RECORDS SHOWN:
★ ★ ★ ★ ★ ★ ★
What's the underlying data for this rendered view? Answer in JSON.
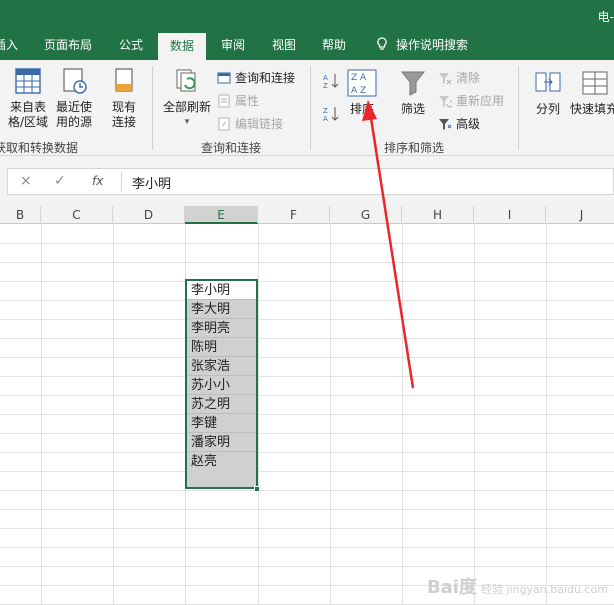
{
  "title_right": "电-",
  "tabs": [
    {
      "label": "插入"
    },
    {
      "label": "页面布局"
    },
    {
      "label": "公式"
    },
    {
      "label": "数据"
    },
    {
      "label": "审阅"
    },
    {
      "label": "视图"
    },
    {
      "label": "帮助"
    }
  ],
  "tell_me": "操作说明搜索",
  "ribbon": {
    "from_table_l1": "来自表",
    "from_table_l2": "格/区域",
    "recent_l1": "最近使",
    "recent_l2": "用的源",
    "existing_l1": "现有",
    "existing_l2": "连接",
    "get_transform_group": "获取和转换数据",
    "refresh_all": "全部刷新",
    "queries_connections": "查询和连接",
    "properties": "属性",
    "edit_links": "编辑链接",
    "queries_group": "查询和连接",
    "sort": "排序",
    "filter": "筛选",
    "clear": "清除",
    "reapply": "重新应用",
    "advanced": "高级",
    "sort_filter_group": "排序和筛选",
    "text_to_columns": "分列",
    "flash_fill": "快速填充"
  },
  "formula_bar": {
    "cancel": "×",
    "enter": "✓",
    "fx": "fx",
    "content": "李小明"
  },
  "columns": [
    "B",
    "C",
    "D",
    "E",
    "F",
    "G",
    "H",
    "I",
    "J"
  ],
  "selected_column": "E",
  "cells": [
    "李小明",
    "李大明",
    "李明亮",
    "陈明",
    "张家浩",
    "苏小小",
    "苏之明",
    "李键",
    "潘家明",
    "赵亮"
  ],
  "watermark": {
    "main": "Bai度",
    "sub": "经验 jingyan.baidu.com"
  },
  "colors": {
    "accent": "#217346",
    "arrow": "#e8262c",
    "selection_fill": "#d0d0d0"
  },
  "icons": [
    "lightbulb-icon",
    "table-icon",
    "recent-sources-icon",
    "existing-connections-icon",
    "refresh-all-icon",
    "queries-connections-icon",
    "properties-icon",
    "edit-links-icon",
    "sort-az-icon",
    "sort-za-icon",
    "sort-icon",
    "filter-icon",
    "clear-icon",
    "reapply-icon",
    "advanced-icon",
    "text-to-columns-icon",
    "flash-fill-icon"
  ]
}
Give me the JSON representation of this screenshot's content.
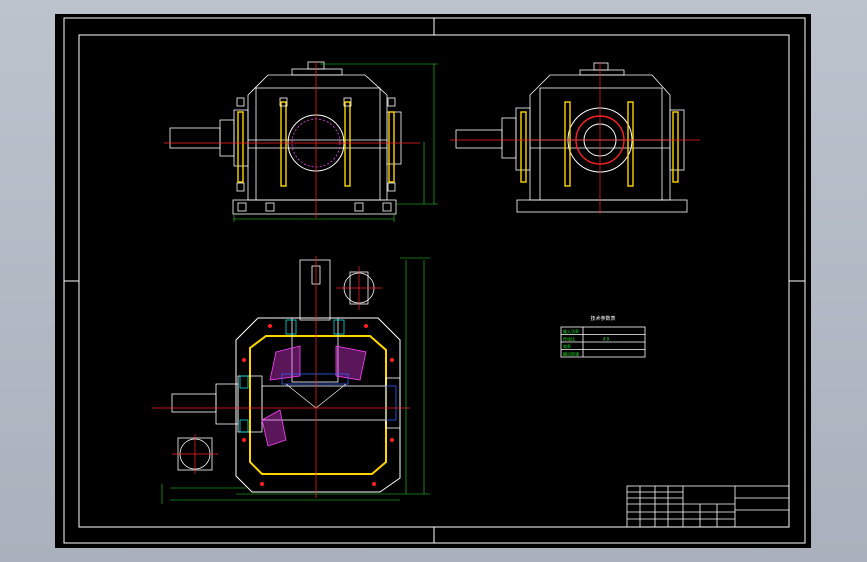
{
  "app": {
    "background": "#b8bfca",
    "canvas_color": "#000000"
  },
  "colors": {
    "border": "#ffffff",
    "outline": "#ffffff",
    "center_line": "#ff2020",
    "yellow": "#ffd400",
    "green": "#20e020",
    "magenta": "#ff40ff",
    "blue": "#3060ff",
    "cyan": "#00e0e0"
  },
  "tech_table": {
    "title": "技术参数表",
    "rows": [
      {
        "label": "输入功率",
        "value": ""
      },
      {
        "label": "传动比",
        "value": "4.9"
      },
      {
        "label": "效率",
        "value": ""
      },
      {
        "label": "输出转速",
        "value": ""
      }
    ]
  },
  "title_block": {
    "cells": []
  },
  "icons": [
    "center-mark-icon"
  ]
}
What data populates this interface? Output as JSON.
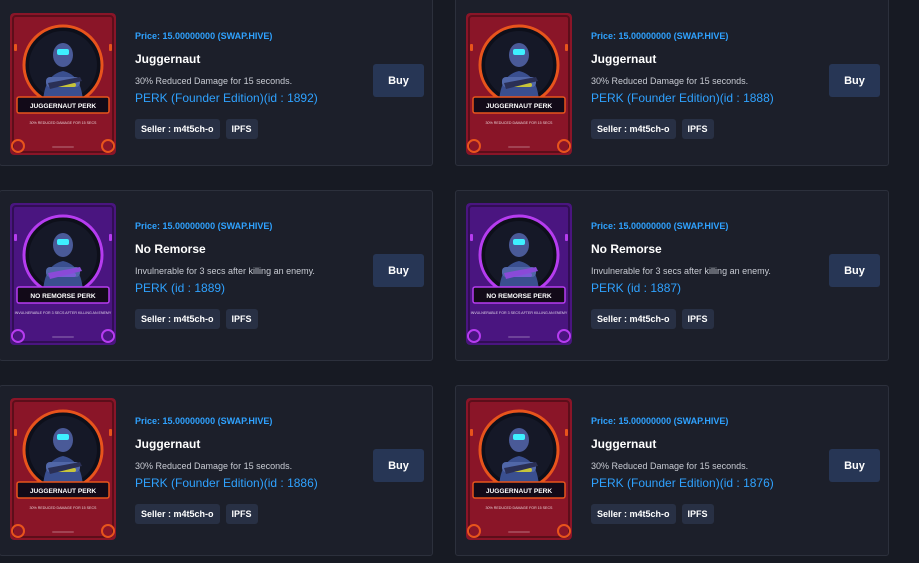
{
  "listings": [
    {
      "price": "Price: 15.00000000 (SWAP.HIVE)",
      "title": "Juggernaut",
      "description": "30% Reduced Damage for 15 seconds.",
      "nft": "PERK (Founder Edition)(id : 1892)",
      "seller": "Seller : m4t5ch-o",
      "ipfs": "IPFS",
      "buy": "Buy",
      "card_banner": "JUGGERNAUT PERK",
      "card_text": "30% REDUCED DAMAGE FOR 15 SECS",
      "theme": "juggernaut"
    },
    {
      "price": "Price: 15.00000000 (SWAP.HIVE)",
      "title": "Juggernaut",
      "description": "30% Reduced Damage for 15 seconds.",
      "nft": "PERK (Founder Edition)(id : 1888)",
      "seller": "Seller : m4t5ch-o",
      "ipfs": "IPFS",
      "buy": "Buy",
      "card_banner": "JUGGERNAUT PERK",
      "card_text": "30% REDUCED DAMAGE FOR 15 SECS",
      "theme": "juggernaut"
    },
    {
      "price": "Price: 15.00000000 (SWAP.HIVE)",
      "title": "No Remorse",
      "description": "Invulnerable for 3 secs after killing an enemy.",
      "nft": "PERK (id : 1889)",
      "seller": "Seller : m4t5ch-o",
      "ipfs": "IPFS",
      "buy": "Buy",
      "card_banner": "NO REMORSE PERK",
      "card_text": "INVULNERABLE FOR 3 SECS AFTER KILLING AN ENEMY",
      "theme": "remorse"
    },
    {
      "price": "Price: 15.00000000 (SWAP.HIVE)",
      "title": "No Remorse",
      "description": "Invulnerable for 3 secs after killing an enemy.",
      "nft": "PERK (id : 1887)",
      "seller": "Seller : m4t5ch-o",
      "ipfs": "IPFS",
      "buy": "Buy",
      "card_banner": "NO REMORSE PERK",
      "card_text": "INVULNERABLE FOR 3 SECS AFTER KILLING AN ENEMY",
      "theme": "remorse"
    },
    {
      "price": "Price: 15.00000000 (SWAP.HIVE)",
      "title": "Juggernaut",
      "description": "30% Reduced Damage for 15 seconds.",
      "nft": "PERK (Founder Edition)(id : 1886)",
      "seller": "Seller : m4t5ch-o",
      "ipfs": "IPFS",
      "buy": "Buy",
      "card_banner": "JUGGERNAUT PERK",
      "card_text": "30% REDUCED DAMAGE FOR 15 SECS",
      "theme": "juggernaut"
    },
    {
      "price": "Price: 15.00000000 (SWAP.HIVE)",
      "title": "Juggernaut",
      "description": "30% Reduced Damage for 15 seconds.",
      "nft": "PERK (Founder Edition)(id : 1876)",
      "seller": "Seller : m4t5ch-o",
      "ipfs": "IPFS",
      "buy": "Buy",
      "card_banner": "JUGGERNAUT PERK",
      "card_text": "30% REDUCED DAMAGE FOR 15 SECS",
      "theme": "juggernaut"
    }
  ],
  "colors": {
    "price": "#2fa2ff",
    "link": "#2fa2ff",
    "button": "#273655",
    "tag": "#283044",
    "juggernaut_bg": "#8a1528",
    "juggernaut_accent": "#e8541c",
    "remorse_bg": "#4a1580",
    "remorse_accent": "#b63cf0"
  }
}
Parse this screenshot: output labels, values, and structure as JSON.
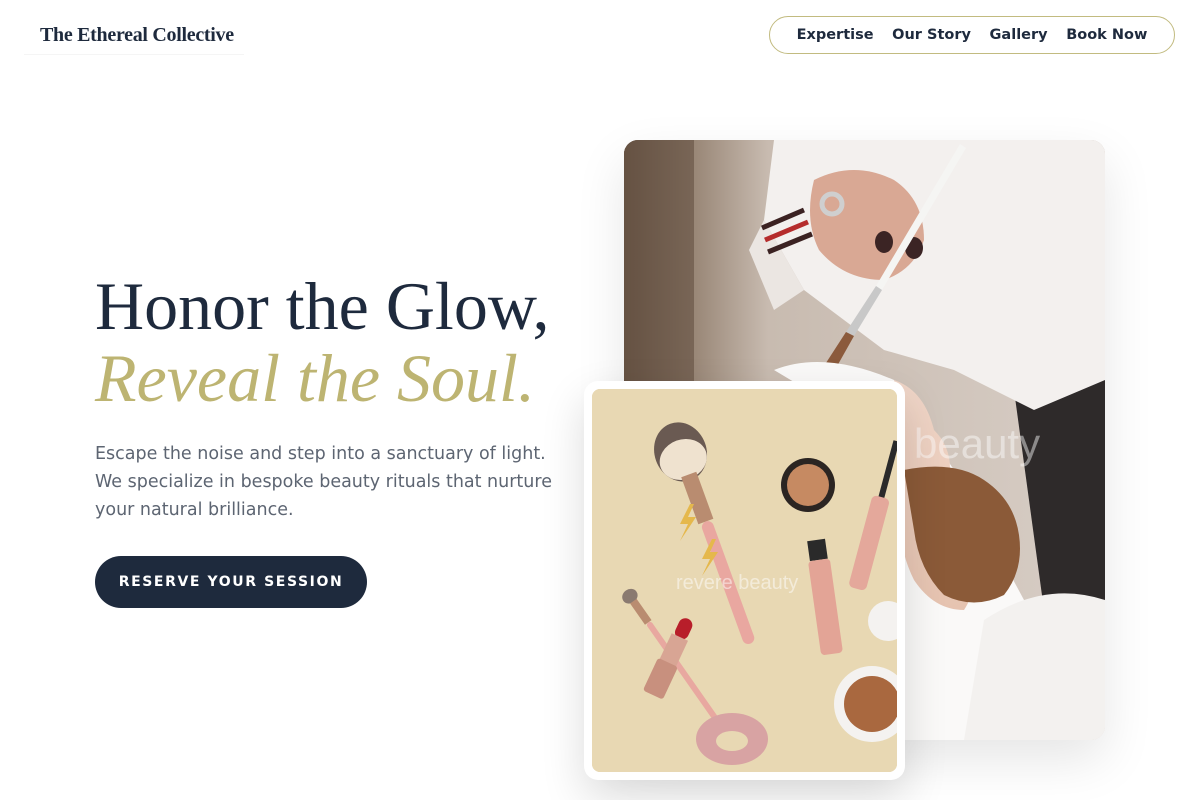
{
  "brand": {
    "name": "The Ethereal Collective"
  },
  "nav": {
    "items": [
      {
        "label": "Expertise"
      },
      {
        "label": "Our Story"
      },
      {
        "label": "Gallery"
      },
      {
        "label": "Book Now"
      }
    ]
  },
  "hero": {
    "title_line1": "Honor the Glow,",
    "title_line2": "Reveal the Soul.",
    "description": "Escape the noise and step into a sanctuary of light. We specialize in bespoke beauty rituals that nurture your natural brilliance.",
    "cta_label": "RESERVE YOUR SESSION"
  },
  "images": {
    "main_watermark": "beauty",
    "card_watermark": "revere beauty"
  },
  "colors": {
    "primary": "#1e2a3d",
    "accent": "#bdb472",
    "text_muted": "#5d6572",
    "nav_border": "#c2bb80",
    "card_background": "#e7d7b2"
  }
}
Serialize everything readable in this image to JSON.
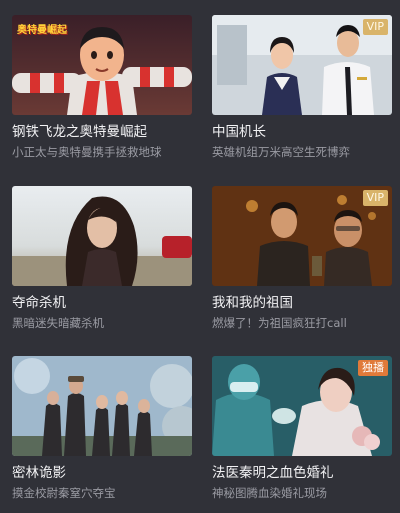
{
  "movies": [
    {
      "title": "钢铁飞龙之奥特曼崛起",
      "subtitle": "小正太与奥特曼携手拯救地球",
      "badge": "",
      "poster_logo": "奥特曼崛起"
    },
    {
      "title": "中国机长",
      "subtitle": "英雄机组万米高空生死博弈",
      "badge": "VIP"
    },
    {
      "title": "夺命杀机",
      "subtitle": "黑暗迷失暗藏杀机",
      "badge": ""
    },
    {
      "title": "我和我的祖国",
      "subtitle": "燃爆了！为祖国疯狂打call",
      "badge": "VIP"
    },
    {
      "title": "密林诡影",
      "subtitle": "摸金校尉秦窒穴夺宝",
      "badge": ""
    },
    {
      "title": "法医秦明之血色婚礼",
      "subtitle": "神秘图腾血染婚礼现场",
      "badge": "独播"
    }
  ],
  "colors": {
    "background": "#303138",
    "title": "#f2f2f4",
    "subtitle": "#9a9ba3",
    "vip_badge": "#d9b46a",
    "exclusive_badge": "#e07a3a"
  }
}
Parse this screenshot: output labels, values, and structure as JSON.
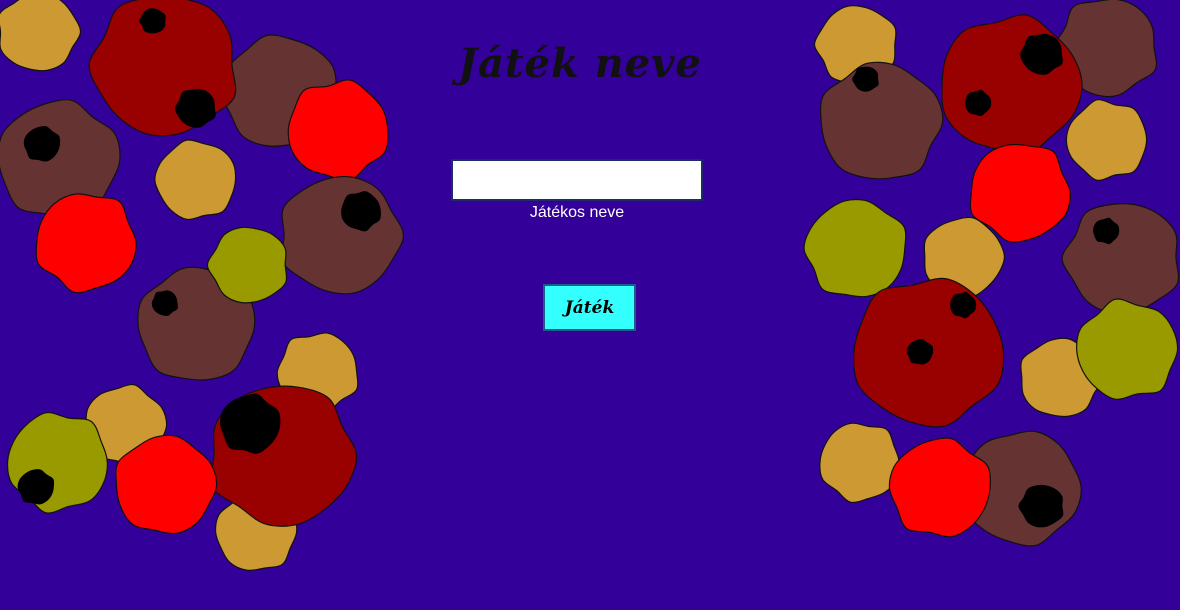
{
  "title": "Játék neve",
  "form": {
    "name_value": "",
    "name_label": "Játékos neve"
  },
  "play_button_label": "Játék",
  "colors": {
    "background": "#330099",
    "button": "#33ffff",
    "decor_palette": [
      "#cc9933",
      "#990000",
      "#663333",
      "#ff0000",
      "#999900",
      "#000000"
    ]
  }
}
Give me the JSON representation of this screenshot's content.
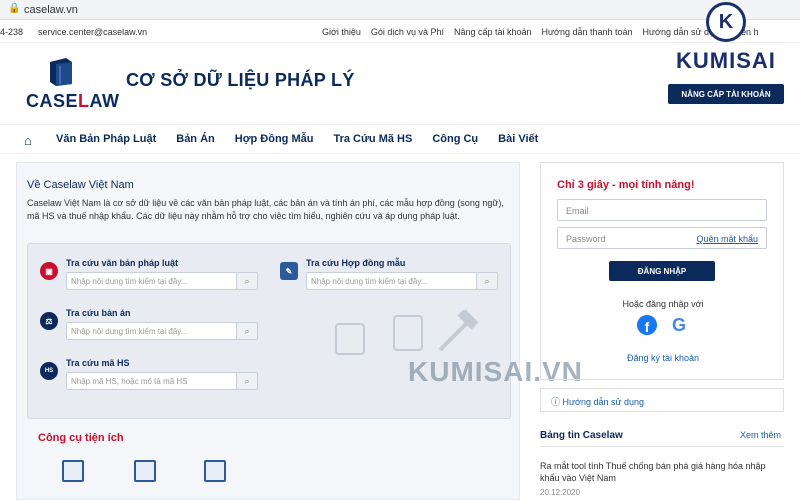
{
  "browser": {
    "url": "caselaw.vn"
  },
  "topbar": {
    "phone": "4-238",
    "email": "service.center@caselaw.vn",
    "links": [
      "Giới thiệu",
      "Gói dịch vụ và Phí",
      "Nâng cấp tài khoản",
      "Hướng dẫn thanh toán",
      "Hướng dẫn sử dụng",
      "Liên h"
    ]
  },
  "header": {
    "logo_left": "CASE",
    "logo_right": "AW",
    "site_title": "CƠ SỞ DỮ LIỆU PHÁP LÝ",
    "upgrade_button": "NÂNG CẤP TÀI KHOẢN"
  },
  "watermark": {
    "logo_letter": "K",
    "logo_text": "KUMISAI",
    "center_text": "KUMISAI.VN"
  },
  "nav": {
    "items": [
      "Văn Bản Pháp Luật",
      "Bản Án",
      "Hợp Đồng Mẫu",
      "Tra Cứu Mã HS",
      "Công Cụ",
      "Bài Viết"
    ]
  },
  "about": {
    "title": "Về Caselaw Việt Nam",
    "text": "Caselaw Việt Nam là cơ sở dữ liệu về các văn bản pháp luật, các bản án và tính án phí, các mẫu hợp đồng (song ngữ), mã HS và thuế nhập khẩu. Các dữ liệu này nhằm hỗ trợ cho việc tìm hiểu, nghiên cứu và áp dụng pháp luật."
  },
  "search": {
    "legal_docs": {
      "label": "Tra cứu văn bản pháp luật",
      "placeholder": "Nhập nội dung tìm kiếm tại đây..."
    },
    "contracts": {
      "label": "Tra cứu Hợp đồng mẫu",
      "placeholder": "Nhập nội dung tìm kiếm tại đây..."
    },
    "judgments": {
      "label": "Tra cứu bản án",
      "placeholder": "Nhập nội dung tìm kiếm tại đây..."
    },
    "hs_code": {
      "label": "Tra cứu mã HS",
      "placeholder": "Nhập mã HS, hoặc mô tả mã HS",
      "icon_text": "HS"
    }
  },
  "tools": {
    "title": "Công cụ tiện ích"
  },
  "login": {
    "title": "Chỉ 3 giây - mọi tính năng!",
    "email_placeholder": "Email",
    "password_placeholder": "Password",
    "forgot": "Quên mật khẩu",
    "button": "ĐĂNG NHẬP",
    "or_text": "Hoặc đăng nhập với",
    "facebook_letter": "f",
    "google_letter": "G",
    "register": "Đăng ký tài khoản"
  },
  "guide": {
    "label": "Hướng dẫn sử dụng"
  },
  "news": {
    "title": "Bảng tin Caselaw",
    "more": "Xem thêm",
    "item": "Ra mắt tool tính Thuế chống bán phá giá hàng hóa nhập khẩu vào Việt Nam",
    "date": "20.12.2020"
  },
  "colors": {
    "brand_navy": "#0b2a5b",
    "accent_red": "#c8102e",
    "link_blue": "#1a5cb0"
  }
}
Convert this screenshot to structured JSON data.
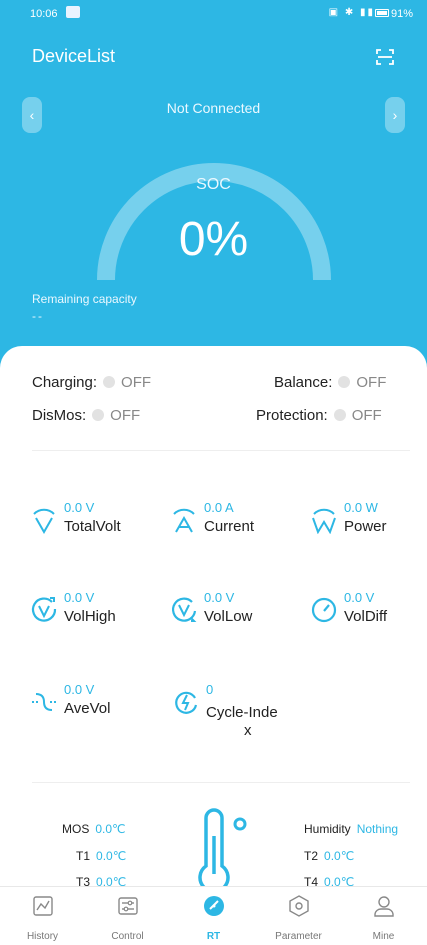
★ ★ ★ ★ ★ ★ ★
In the listing above, find each line with the word "data" and copy it.

What's the underlying data for this rendered view? Answer in JSON.
What data populates this interface? Output as JSON.
Convert this screenshot to structured JSON data.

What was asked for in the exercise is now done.